Exercise prompt :: Repeat the listing in full, exactly as it stands.

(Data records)
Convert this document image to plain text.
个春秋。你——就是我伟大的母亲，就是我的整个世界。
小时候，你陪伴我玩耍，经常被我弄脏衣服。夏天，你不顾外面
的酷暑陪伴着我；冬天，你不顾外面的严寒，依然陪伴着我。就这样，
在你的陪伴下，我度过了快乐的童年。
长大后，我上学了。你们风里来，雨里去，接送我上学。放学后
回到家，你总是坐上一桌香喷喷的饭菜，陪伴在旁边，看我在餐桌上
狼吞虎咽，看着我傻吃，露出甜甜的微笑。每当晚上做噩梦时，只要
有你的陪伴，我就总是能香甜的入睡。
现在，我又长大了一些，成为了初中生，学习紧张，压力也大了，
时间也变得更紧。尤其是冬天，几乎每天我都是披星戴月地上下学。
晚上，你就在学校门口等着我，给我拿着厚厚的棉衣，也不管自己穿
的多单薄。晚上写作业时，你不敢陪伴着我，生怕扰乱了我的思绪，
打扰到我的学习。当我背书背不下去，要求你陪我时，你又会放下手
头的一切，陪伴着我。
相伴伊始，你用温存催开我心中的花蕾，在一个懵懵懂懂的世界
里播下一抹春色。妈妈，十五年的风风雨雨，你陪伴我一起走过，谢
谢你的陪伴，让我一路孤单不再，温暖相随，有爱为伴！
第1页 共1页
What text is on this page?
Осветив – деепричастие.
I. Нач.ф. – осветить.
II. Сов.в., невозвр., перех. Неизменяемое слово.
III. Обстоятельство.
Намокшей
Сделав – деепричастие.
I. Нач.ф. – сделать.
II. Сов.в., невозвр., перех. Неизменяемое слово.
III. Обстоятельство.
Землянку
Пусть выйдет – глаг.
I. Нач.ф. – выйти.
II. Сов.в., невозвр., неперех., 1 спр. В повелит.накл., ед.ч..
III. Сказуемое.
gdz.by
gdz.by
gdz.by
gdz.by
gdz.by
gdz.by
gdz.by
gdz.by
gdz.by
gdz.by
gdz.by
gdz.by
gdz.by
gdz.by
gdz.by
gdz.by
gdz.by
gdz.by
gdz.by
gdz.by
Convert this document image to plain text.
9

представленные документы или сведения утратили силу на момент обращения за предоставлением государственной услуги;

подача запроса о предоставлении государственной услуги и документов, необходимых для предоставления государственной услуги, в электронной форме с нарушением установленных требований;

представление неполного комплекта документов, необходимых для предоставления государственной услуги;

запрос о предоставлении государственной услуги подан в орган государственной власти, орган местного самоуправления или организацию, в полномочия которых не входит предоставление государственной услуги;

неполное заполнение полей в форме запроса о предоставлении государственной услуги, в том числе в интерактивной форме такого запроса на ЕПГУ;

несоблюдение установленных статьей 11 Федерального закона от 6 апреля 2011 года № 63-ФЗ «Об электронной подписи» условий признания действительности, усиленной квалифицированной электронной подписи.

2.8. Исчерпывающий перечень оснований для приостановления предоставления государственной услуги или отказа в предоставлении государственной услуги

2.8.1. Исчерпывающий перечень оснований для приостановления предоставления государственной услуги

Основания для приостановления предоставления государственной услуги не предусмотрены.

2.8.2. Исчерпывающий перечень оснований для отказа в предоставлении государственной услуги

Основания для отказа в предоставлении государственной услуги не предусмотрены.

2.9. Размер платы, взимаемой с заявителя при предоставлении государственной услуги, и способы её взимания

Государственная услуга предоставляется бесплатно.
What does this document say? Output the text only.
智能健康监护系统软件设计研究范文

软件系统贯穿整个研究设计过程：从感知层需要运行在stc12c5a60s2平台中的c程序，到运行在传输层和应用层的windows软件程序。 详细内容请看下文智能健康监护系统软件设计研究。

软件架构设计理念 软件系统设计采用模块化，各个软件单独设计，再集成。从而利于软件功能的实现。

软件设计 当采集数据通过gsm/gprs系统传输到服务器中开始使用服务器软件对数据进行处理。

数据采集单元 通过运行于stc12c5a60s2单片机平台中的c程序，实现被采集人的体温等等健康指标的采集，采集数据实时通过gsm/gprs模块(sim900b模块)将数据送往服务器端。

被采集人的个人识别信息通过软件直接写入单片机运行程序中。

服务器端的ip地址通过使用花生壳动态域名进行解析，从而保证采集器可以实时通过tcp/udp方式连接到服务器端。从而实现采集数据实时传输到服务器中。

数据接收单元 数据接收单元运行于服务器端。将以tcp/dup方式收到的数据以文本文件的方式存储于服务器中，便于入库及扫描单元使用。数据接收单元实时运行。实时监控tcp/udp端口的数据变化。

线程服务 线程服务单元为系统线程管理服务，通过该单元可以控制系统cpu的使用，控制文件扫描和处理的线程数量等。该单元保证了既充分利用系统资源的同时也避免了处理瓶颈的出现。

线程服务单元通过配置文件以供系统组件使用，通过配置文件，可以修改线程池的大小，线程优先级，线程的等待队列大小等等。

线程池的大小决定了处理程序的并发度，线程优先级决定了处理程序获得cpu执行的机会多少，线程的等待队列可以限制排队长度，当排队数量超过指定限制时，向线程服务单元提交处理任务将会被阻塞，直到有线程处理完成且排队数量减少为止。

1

Reply to the exercise ::
Convert this document image to plain text.
个春秋。你——就是我伟大的母亲，就是我的整个世界。
小时候，你陪伴我玩耍，经常被我弄脏衣服。夏天，你不顾外面
的酷暑陪伴着我；冬天，你不顾外面的严寒，依然陪伴着我。就这样，
在你的陪伴下，我度过了快乐的童年。
长大后，我上学了。你们风里来，雨里去，接送我上学。放学后
回到家，你总是坐上一桌香喷喷的饭菜，陪伴在旁边，看我在餐桌上
狼吞虎咽，看着我傻吃，露出甜甜的微笑。每当晚上做噩梦时，只要
有你的陪伴，我就总是能香甜的入睡。
现在，我又长大了一些，成为了初中生，学习紧张，压力也大了，
时间也变得更紧。尤其是冬天，几乎每天我都是披星戴月地上下学。
晚上，你就在学校门口等着我，给我拿着厚厚的棉衣，也不管自己穿
的多单薄。晚上写作业时，你不敢陪伴着我，生怕扰乱了我的思绪，
打扰到我的学习。当我背书背不下去，要求你陪我时，你又会放下手
头的一切，陪伴着我。
相伴伊始，你用温存催开我心中的花蕾，在一个懵懵懂懂的世界
里播下一抹春色。妈妈，十五年的风风雨雨，你陪伴我一起走过，谢
谢你的陪伴，让我一路孤单不再，温暖相随，有爱为伴！
第1页 共1页
What text is on this page?
Осветив – деепричастие.
I. Нач.ф. – осветить.
II. Сов.в., невозвр., перех. Неизменяемое слово.
III. Обстоятельство.
Намокшей
Сделав – деепричастие.
I. Нач.ф. – сделать.
II. Сов.в., невозвр., перех. Неизменяемое слово.
III. Обстоятельство.
Землянку
Пусть выйдет – глаг.
I. Нач.ф. – выйти.
II. Сов.в., невозвр., неперех., 1 спр. В повелит.накл., ед.ч..
III. Сказуемое.
gdz.by
gdz.by
gdz.by
gdz.by
gdz.by
gdz.by
gdz.by
gdz.by
gdz.by
gdz.by
gdz.by
gdz.by
gdz.by
gdz.by
gdz.by
gdz.by
gdz.by
gdz.by
gdz.by
gdz.by
Convert this document image to plain text.
9

представленные документы или сведения утратили силу на момент обращения за предоставлением государственной услуги;

подача запроса о предоставлении государственной услуги и документов, необходимых для предоставления государственной услуги, в электронной форме с нарушением установленных требований;

представление неполного комплекта документов, необходимых для предоставления государственной услуги;

запрос о предоставлении государственной услуги подан в орган государственной власти, орган местного самоуправления или организацию, в полномочия которых не входит предоставление государственной услуги;

неполное заполнение полей в форме запроса о предоставлении государственной услуги, в том числе в интерактивной форме такого запроса на ЕПГУ;

несоблюдение установленных статьей 11 Федерального закона от 6 апреля 2011 года № 63-ФЗ «Об электронной подписи» условий признания действительности, усиленной квалифицированной электронной подписи.

2.8. Исчерпывающий перечень оснований для приостановления предоставления государственной услуги или отказа в предоставлении государственной услуги

2.8.1. Исчерпывающий перечень оснований для приостановления предоставления государственной услуги

Основания для приостановления предоставления государственной услуги не предусмотрены.

2.8.2. Исчерпывающий перечень оснований для отказа в предоставлении государственной услуги

Основания для отказа в предоставлении государственной услуги не предусмотрены.

2.9. Размер платы, взимаемой с заявителя при предоставлении государственной услуги, и способы её взимания

Государственная услуга предоставляется бесплатно.
What does this document say? Output the text only.
智能健康监护系统软件设计研究范文

软件系统贯穿整个研究设计过程：从感知层需要运行在stc12c5a60s2平台中的c程序，到运行在传输层和应用层的windows软件程序。 详细内容请看下文智能健康监护系统软件设计研究。

软件架构设计理念 软件系统设计采用模块化，各个软件单独设计，再集成。从而利于软件功能的实现。

软件设计 当采集数据通过gsm/gprs系统传输到服务器中开始使用服务器软件对数据进行处理。

数据采集单元 通过运行于stc12c5a60s2单片机平台中的c程序，实现被采集人的体温等等健康指标的采集，采集数据实时通过gsm/gprs模块(sim900b模块)将数据送往服务器端。

被采集人的个人识别信息通过软件直接写入单片机运行程序中。

服务器端的ip地址通过使用花生壳动态域名进行解析，从而保证采集器可以实时通过tcp/udp方式连接到服务器端。从而实现采集数据实时传输到服务器中。

数据接收单元 数据接收单元运行于服务器端。将以tcp/dup方式收到的数据以文本文件的方式存储于服务器中，便于入库及扫描单元使用。数据接收单元实时运行。实时监控tcp/udp端口的数据变化。

线程服务 线程服务单元为系统线程管理服务，通过该单元可以控制系统cpu的使用，控制文件扫描和处理的线程数量等。该单元保证了既充分利用系统资源的同时也避免了处理瓶颈的出现。

线程服务单元通过配置文件以供系统组件使用，通过配置文件，可以修改线程池的大小，线程优先级，线程的等待队列大小等等。

线程池的大小决定了处理程序的并发度，线程优先级决定了处理程序获得cpu执行的机会多少，线程的等待队列可以限制排队长度，当排队数量超过指定限制时，向线程服务单元提交处理任务将会被阻塞，直到有线程处理完成且排队数量减少为止。

1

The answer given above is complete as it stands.